● **Extract to read**

+ + + +

Unzek et al.¹⁵ reported inter-observer differences in the assessment of diastolic dysfunction, with a wide sensitivity margin of 66 ± 37% for diagnosis and classification of diastolic dysfunction. Similarly, other authors^16,17 showed a significant inter-observer differences in assessment of left or right ventricular systolic function. Johri et al.¹⁸ reported that teaching intervention via a quality control program decreases interobserver variability significantly. Echocardiographic pitfalls can be avoided with sufficient knowledge and fluent expertise. These pitfalls may lead to false negative or false positive results,^19–21 and sonographers must keep in mind that a grey zone may exist in challenging cases. For example, making the difference between bioprosthetic valve infective endocarditis and prosthesis degeneration can be very challenging; likewise, small vegetations on intracardiac pacing leads can be mistaken for small fibrin strands or thrombus. Accordingly, sonographers must be aware that echocardiography alone is sometimes not sufficient to make diagnosis of endocarditis: a combination of clinical, paraclinical and microbiological criteria is required.²²

Any suspicious diagnosis, whether related to the operator (insufficient expertise), to the patient (poor signal), to the condition (challenging case), or to the machine (insufficient quality) should be addressed whether asking for a referral or for complementary tests (transesophageal echo, cardiac magnetic resonance imaging, etc.) in order to finalize the right diagnosis. The ideal is to attain inter-observer consistency with minimal variability.

+ + + +

● **The task**
Reproduce the echocardiography passage between "Any suspicious diagnosis, whether" and "with minimal variability.", inclusive.

● **Page segmentation data**
+ + + +

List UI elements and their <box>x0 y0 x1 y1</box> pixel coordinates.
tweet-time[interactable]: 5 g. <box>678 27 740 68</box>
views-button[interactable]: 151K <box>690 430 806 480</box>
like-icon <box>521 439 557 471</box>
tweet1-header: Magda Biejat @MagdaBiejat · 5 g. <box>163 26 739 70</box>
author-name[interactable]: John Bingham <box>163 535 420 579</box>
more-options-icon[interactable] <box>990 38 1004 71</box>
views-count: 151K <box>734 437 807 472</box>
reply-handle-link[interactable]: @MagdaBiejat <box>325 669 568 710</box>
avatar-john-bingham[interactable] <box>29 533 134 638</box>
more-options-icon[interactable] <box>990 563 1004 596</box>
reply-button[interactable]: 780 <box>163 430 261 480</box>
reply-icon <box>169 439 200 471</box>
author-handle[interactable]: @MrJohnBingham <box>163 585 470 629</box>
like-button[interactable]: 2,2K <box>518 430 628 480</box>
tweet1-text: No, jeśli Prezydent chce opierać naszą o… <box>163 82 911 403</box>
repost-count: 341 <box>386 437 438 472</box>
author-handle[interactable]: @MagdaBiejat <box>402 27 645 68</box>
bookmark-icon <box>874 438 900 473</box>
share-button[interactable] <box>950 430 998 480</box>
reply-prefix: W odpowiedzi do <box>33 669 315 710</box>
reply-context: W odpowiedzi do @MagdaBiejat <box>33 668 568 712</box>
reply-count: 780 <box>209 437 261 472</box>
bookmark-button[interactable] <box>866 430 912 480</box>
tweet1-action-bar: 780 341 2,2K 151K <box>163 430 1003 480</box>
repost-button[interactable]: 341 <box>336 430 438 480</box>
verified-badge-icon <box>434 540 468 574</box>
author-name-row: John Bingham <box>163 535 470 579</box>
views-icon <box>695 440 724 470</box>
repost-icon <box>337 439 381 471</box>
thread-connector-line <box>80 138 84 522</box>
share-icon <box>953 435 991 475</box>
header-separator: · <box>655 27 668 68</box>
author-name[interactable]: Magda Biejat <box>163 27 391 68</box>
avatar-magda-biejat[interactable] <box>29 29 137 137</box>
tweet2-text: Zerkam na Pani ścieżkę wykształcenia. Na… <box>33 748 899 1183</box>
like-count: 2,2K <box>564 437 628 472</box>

+ + + +

● **Your response**
Any suspicious diagnosis, whether related to the operator (insufficient expertise), to the patient (poor signal), to the condition (challenging case), or to the machine (insufficient quality) should be addressed whether asking for a referral or for complementary tests (transesophageal echo, cardiac magnetic resonance imaging, etc.) in order to finalize the right diagnosis. The ideal is to attain inter-observer consistency with minimal variability.